» STATED TASK
Here are some entries; quote each one exactly.

» RECORDS FOR THIS EXERCISE
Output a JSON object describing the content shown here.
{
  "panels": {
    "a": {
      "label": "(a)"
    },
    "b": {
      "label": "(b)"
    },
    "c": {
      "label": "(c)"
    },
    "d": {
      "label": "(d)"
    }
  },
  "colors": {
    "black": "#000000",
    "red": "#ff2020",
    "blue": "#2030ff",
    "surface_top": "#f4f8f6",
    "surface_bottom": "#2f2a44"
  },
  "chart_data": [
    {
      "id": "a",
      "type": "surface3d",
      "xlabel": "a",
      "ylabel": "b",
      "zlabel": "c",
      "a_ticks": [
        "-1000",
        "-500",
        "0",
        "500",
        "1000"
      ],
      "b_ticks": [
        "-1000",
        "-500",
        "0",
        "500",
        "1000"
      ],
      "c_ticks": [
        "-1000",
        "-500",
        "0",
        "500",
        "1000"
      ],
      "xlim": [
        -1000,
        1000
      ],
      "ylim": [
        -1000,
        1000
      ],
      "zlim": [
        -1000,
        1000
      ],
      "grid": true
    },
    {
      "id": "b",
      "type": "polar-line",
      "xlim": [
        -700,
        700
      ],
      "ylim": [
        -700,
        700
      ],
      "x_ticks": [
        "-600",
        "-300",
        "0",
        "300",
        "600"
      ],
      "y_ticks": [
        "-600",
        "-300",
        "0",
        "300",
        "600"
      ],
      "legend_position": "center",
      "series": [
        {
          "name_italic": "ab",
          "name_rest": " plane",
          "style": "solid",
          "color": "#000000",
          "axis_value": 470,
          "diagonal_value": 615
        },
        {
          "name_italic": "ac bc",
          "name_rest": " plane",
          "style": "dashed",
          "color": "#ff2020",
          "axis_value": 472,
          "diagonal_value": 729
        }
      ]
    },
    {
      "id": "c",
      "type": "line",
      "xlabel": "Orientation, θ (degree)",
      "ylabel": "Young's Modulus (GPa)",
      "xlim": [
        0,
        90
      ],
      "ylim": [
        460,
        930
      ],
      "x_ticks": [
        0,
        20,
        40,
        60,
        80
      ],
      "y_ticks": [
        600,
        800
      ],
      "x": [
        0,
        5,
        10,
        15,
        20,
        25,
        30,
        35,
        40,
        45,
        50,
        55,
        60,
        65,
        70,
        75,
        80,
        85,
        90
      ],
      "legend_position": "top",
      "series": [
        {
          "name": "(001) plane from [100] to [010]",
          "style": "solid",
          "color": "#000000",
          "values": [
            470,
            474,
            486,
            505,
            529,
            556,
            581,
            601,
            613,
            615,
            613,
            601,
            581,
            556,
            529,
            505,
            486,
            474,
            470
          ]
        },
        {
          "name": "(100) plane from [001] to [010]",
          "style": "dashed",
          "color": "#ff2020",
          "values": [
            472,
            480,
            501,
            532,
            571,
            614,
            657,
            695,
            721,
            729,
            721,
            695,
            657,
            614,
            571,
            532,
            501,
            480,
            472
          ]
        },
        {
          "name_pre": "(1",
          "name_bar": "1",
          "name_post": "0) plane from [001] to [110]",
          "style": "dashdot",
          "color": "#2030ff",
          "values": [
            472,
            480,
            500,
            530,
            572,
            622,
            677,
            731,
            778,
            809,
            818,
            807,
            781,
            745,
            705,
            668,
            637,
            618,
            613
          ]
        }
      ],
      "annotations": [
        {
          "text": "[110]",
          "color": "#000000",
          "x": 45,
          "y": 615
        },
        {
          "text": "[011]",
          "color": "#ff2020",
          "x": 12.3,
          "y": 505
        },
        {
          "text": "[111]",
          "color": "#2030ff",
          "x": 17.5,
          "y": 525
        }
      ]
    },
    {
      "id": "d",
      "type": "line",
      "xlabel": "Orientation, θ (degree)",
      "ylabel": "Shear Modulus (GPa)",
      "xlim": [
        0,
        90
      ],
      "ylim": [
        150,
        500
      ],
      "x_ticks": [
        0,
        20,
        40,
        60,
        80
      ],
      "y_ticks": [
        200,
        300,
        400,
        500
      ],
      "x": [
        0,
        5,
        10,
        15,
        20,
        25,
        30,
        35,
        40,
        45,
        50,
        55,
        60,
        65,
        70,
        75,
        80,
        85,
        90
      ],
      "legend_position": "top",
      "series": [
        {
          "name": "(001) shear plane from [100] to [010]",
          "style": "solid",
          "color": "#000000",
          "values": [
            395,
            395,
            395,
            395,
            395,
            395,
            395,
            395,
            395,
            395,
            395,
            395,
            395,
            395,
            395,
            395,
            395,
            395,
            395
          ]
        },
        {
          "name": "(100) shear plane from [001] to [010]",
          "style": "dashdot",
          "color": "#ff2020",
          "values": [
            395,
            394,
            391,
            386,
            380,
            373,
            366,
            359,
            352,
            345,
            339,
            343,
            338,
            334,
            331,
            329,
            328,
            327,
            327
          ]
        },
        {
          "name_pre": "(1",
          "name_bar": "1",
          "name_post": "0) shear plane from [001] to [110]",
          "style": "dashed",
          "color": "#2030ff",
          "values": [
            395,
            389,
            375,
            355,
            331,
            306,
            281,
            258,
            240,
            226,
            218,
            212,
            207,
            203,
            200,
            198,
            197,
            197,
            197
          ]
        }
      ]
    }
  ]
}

» FINAL ANSWER
Output a JSON object describing the content shown here.
{
  "panels": {
    "a": {
      "label": "(a)"
    },
    "b": {
      "label": "(b)"
    },
    "c": {
      "label": "(c)"
    },
    "d": {
      "label": "(d)"
    }
  },
  "colors": {
    "black": "#000000",
    "red": "#ff2020",
    "blue": "#2030ff",
    "surface_top": "#f4f8f6",
    "surface_bottom": "#2f2a44"
  },
  "chart_data": [
    {
      "id": "a",
      "type": "surface3d",
      "xlabel": "a",
      "ylabel": "b",
      "zlabel": "c",
      "a_ticks": [
        "-1000",
        "-500",
        "0",
        "500",
        "1000"
      ],
      "b_ticks": [
        "-1000",
        "-500",
        "0",
        "500",
        "1000"
      ],
      "c_ticks": [
        "-1000",
        "-500",
        "0",
        "500",
        "1000"
      ],
      "xlim": [
        -1000,
        1000
      ],
      "ylim": [
        -1000,
        1000
      ],
      "zlim": [
        -1000,
        1000
      ],
      "grid": true
    },
    {
      "id": "b",
      "type": "polar-line",
      "xlim": [
        -700,
        700
      ],
      "ylim": [
        -700,
        700
      ],
      "x_ticks": [
        "-600",
        "-300",
        "0",
        "300",
        "600"
      ],
      "y_ticks": [
        "-600",
        "-300",
        "0",
        "300",
        "600"
      ],
      "legend_position": "center",
      "series": [
        {
          "name_italic": "ab",
          "name_rest": " plane",
          "style": "solid",
          "color": "#000000",
          "axis_value": 470,
          "diagonal_value": 615
        },
        {
          "name_italic": "ac bc",
          "name_rest": " plane",
          "style": "dashed",
          "color": "#ff2020",
          "axis_value": 472,
          "diagonal_value": 729
        }
      ]
    },
    {
      "id": "c",
      "type": "line",
      "xlabel": "Orientation, θ (degree)",
      "ylabel": "Young's Modulus (GPa)",
      "xlim": [
        0,
        90
      ],
      "ylim": [
        460,
        930
      ],
      "x_ticks": [
        0,
        20,
        40,
        60,
        80
      ],
      "y_ticks": [
        600,
        800
      ],
      "x": [
        0,
        5,
        10,
        15,
        20,
        25,
        30,
        35,
        40,
        45,
        50,
        55,
        60,
        65,
        70,
        75,
        80,
        85,
        90
      ],
      "legend_position": "top",
      "series": [
        {
          "name": "(001) plane from [100] to [010]",
          "style": "solid",
          "color": "#000000",
          "values": [
            470,
            474,
            486,
            505,
            529,
            556,
            581,
            601,
            613,
            615,
            613,
            601,
            581,
            556,
            529,
            505,
            486,
            474,
            470
          ]
        },
        {
          "name": "(100) plane from [001] to [010]",
          "style": "dashed",
          "color": "#ff2020",
          "values": [
            472,
            480,
            501,
            532,
            571,
            614,
            657,
            695,
            721,
            729,
            721,
            695,
            657,
            614,
            571,
            532,
            501,
            480,
            472
          ]
        },
        {
          "name_pre": "(1",
          "name_bar": "1",
          "name_post": "0) plane from [001] to [110]",
          "style": "dashdot",
          "color": "#2030ff",
          "values": [
            472,
            480,
            500,
            530,
            572,
            622,
            677,
            731,
            778,
            809,
            818,
            807,
            781,
            745,
            705,
            668,
            637,
            618,
            613
          ]
        }
      ],
      "annotations": [
        {
          "text": "[110]",
          "color": "#000000",
          "x": 45,
          "y": 615
        },
        {
          "text": "[011]",
          "color": "#ff2020",
          "x": 12.3,
          "y": 505
        },
        {
          "text": "[111]",
          "color": "#2030ff",
          "x": 17.5,
          "y": 525
        }
      ]
    },
    {
      "id": "d",
      "type": "line",
      "xlabel": "Orientation, θ (degree)",
      "ylabel": "Shear Modulus (GPa)",
      "xlim": [
        0,
        90
      ],
      "ylim": [
        150,
        500
      ],
      "x_ticks": [
        0,
        20,
        40,
        60,
        80
      ],
      "y_ticks": [
        200,
        300,
        400,
        500
      ],
      "x": [
        0,
        5,
        10,
        15,
        20,
        25,
        30,
        35,
        40,
        45,
        50,
        55,
        60,
        65,
        70,
        75,
        80,
        85,
        90
      ],
      "legend_position": "top",
      "series": [
        {
          "name": "(001) shear plane from [100] to [010]",
          "style": "solid",
          "color": "#000000",
          "values": [
            395,
            395,
            395,
            395,
            395,
            395,
            395,
            395,
            395,
            395,
            395,
            395,
            395,
            395,
            395,
            395,
            395,
            395,
            395
          ]
        },
        {
          "name": "(100) shear plane from [001] to [010]",
          "style": "dashdot",
          "color": "#ff2020",
          "values": [
            395,
            394,
            391,
            386,
            380,
            373,
            366,
            359,
            352,
            345,
            339,
            343,
            338,
            334,
            331,
            329,
            328,
            327,
            327
          ]
        },
        {
          "name_pre": "(1",
          "name_bar": "1",
          "name_post": "0) shear plane from [001] to [110]",
          "style": "dashed",
          "color": "#2030ff",
          "values": [
            395,
            389,
            375,
            355,
            331,
            306,
            281,
            258,
            240,
            226,
            218,
            212,
            207,
            203,
            200,
            198,
            197,
            197,
            197
          ]
        }
      ]
    }
  ]
}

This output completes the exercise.